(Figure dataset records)
================================

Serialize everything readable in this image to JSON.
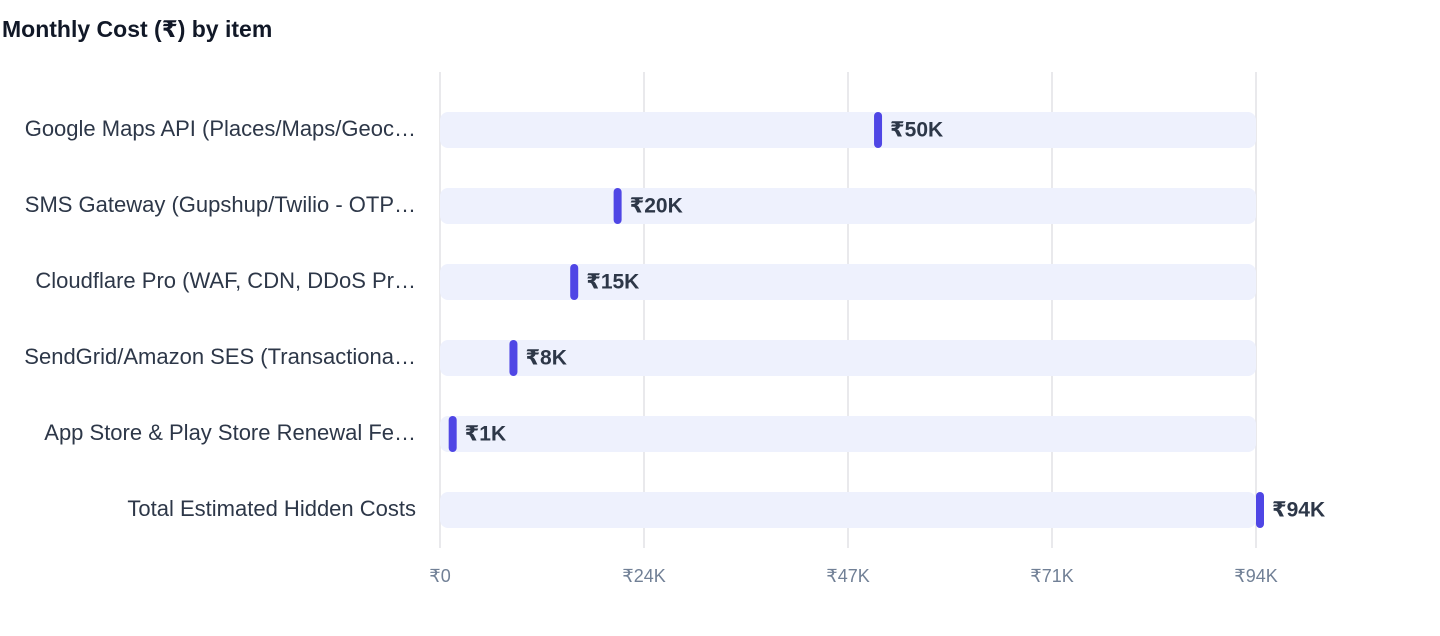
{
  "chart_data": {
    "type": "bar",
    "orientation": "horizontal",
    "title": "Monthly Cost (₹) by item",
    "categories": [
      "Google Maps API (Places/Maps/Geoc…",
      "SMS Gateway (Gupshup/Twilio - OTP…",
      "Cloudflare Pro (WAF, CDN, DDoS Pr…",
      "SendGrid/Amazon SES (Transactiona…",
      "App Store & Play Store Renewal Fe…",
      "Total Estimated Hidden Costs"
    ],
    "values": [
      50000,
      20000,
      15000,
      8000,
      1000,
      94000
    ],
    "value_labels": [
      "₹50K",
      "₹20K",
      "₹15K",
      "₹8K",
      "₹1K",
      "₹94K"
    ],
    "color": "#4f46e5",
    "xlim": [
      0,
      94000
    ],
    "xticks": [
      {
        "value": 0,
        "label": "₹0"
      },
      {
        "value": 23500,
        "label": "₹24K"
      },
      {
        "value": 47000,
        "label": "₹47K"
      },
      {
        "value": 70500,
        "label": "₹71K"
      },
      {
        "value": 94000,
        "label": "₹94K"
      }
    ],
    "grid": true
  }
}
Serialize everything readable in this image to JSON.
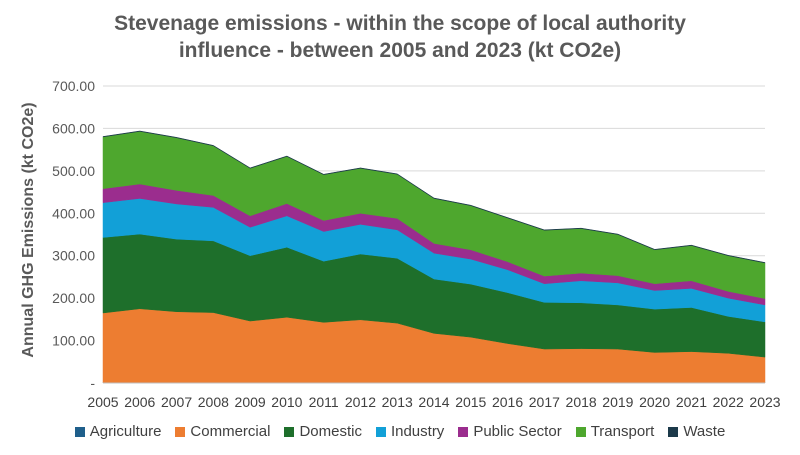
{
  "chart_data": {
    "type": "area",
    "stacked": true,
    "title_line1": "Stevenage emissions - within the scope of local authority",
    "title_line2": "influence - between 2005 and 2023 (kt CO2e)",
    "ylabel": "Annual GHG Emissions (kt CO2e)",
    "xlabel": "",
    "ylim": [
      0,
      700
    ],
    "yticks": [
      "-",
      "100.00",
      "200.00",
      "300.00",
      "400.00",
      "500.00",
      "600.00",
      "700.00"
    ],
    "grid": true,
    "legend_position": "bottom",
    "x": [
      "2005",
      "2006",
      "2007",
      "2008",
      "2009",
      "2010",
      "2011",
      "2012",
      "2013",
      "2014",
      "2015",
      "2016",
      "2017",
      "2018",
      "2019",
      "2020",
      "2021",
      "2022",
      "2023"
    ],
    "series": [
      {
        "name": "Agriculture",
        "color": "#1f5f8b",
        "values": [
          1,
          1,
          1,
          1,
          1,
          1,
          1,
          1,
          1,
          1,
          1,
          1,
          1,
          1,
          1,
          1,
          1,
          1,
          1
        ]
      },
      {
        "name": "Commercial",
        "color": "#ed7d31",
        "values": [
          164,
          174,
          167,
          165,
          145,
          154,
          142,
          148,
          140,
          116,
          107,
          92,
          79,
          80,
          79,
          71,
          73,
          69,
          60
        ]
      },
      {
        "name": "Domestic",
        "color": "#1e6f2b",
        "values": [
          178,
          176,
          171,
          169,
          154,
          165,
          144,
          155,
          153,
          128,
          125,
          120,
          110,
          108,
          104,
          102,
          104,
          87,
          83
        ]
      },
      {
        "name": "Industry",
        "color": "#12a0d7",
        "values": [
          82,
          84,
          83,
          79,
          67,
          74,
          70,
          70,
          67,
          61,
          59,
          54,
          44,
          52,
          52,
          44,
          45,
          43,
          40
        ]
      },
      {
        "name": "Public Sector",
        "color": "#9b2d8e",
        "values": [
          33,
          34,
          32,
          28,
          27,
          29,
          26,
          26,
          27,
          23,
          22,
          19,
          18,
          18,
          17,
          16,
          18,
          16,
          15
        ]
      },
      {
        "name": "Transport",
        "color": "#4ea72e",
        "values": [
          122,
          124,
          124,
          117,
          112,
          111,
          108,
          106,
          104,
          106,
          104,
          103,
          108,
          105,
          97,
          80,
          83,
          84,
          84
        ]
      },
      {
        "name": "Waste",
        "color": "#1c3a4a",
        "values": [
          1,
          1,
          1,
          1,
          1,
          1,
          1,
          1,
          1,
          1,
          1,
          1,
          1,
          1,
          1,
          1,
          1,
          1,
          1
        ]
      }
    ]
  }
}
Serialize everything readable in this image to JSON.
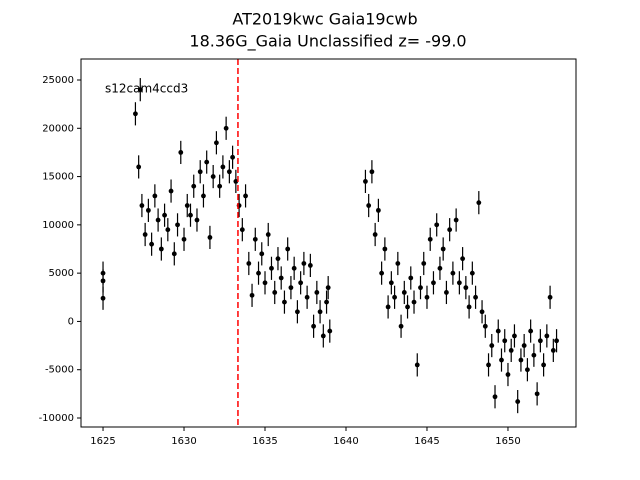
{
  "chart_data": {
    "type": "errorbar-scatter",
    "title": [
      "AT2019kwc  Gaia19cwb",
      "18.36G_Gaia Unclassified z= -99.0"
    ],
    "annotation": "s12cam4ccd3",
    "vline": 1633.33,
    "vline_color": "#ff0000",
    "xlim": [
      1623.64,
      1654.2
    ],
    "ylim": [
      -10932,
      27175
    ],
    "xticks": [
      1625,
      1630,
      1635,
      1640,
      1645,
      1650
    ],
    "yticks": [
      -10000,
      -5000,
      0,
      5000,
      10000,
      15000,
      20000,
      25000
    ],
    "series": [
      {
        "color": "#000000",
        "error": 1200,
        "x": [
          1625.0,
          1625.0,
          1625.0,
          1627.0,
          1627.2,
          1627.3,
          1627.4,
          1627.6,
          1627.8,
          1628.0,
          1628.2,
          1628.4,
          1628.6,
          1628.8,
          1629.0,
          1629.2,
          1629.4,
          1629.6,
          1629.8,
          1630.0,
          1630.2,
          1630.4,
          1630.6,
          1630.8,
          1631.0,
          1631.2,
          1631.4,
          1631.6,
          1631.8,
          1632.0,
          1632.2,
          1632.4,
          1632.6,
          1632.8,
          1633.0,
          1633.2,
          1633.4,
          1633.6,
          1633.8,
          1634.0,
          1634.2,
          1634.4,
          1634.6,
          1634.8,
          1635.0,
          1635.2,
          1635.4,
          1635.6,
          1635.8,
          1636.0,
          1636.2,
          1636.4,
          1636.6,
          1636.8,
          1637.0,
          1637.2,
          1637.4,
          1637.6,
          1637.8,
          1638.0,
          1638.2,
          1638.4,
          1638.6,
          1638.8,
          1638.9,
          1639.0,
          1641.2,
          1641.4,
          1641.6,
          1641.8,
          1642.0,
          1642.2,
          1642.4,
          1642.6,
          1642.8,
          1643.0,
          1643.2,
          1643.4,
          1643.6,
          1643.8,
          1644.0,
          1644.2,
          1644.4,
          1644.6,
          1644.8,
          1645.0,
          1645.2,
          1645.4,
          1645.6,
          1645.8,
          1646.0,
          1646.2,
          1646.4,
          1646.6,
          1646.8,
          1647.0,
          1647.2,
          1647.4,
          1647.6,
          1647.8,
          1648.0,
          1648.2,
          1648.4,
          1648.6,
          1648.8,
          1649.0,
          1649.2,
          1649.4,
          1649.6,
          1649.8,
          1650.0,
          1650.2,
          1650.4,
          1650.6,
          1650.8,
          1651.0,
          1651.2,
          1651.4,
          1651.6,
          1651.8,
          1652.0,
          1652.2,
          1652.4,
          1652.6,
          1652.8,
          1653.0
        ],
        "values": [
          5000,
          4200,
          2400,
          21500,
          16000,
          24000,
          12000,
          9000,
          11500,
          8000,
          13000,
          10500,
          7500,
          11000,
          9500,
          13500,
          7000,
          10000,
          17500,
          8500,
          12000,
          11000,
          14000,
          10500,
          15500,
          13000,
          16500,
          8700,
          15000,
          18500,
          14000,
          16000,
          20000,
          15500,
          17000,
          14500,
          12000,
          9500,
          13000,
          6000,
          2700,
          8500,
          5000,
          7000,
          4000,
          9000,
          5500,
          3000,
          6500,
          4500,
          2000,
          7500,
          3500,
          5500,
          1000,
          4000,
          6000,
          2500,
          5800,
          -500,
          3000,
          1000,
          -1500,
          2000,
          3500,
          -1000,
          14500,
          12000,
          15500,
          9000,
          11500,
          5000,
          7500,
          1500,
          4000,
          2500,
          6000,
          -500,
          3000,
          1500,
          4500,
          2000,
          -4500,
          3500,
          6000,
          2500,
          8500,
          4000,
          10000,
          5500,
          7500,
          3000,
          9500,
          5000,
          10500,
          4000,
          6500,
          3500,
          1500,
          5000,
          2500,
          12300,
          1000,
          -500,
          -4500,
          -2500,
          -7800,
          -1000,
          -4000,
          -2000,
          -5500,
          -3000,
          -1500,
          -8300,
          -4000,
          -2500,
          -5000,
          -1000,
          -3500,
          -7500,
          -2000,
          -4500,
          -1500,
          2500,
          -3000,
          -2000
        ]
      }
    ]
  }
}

================================

— OBJECTIVE —
Report each line in the preceding entries that holds the string "type".

— CORRECT RESPONSE —
    "type": "bar",
    "type": "area",
    "type": "errorbar-scatter",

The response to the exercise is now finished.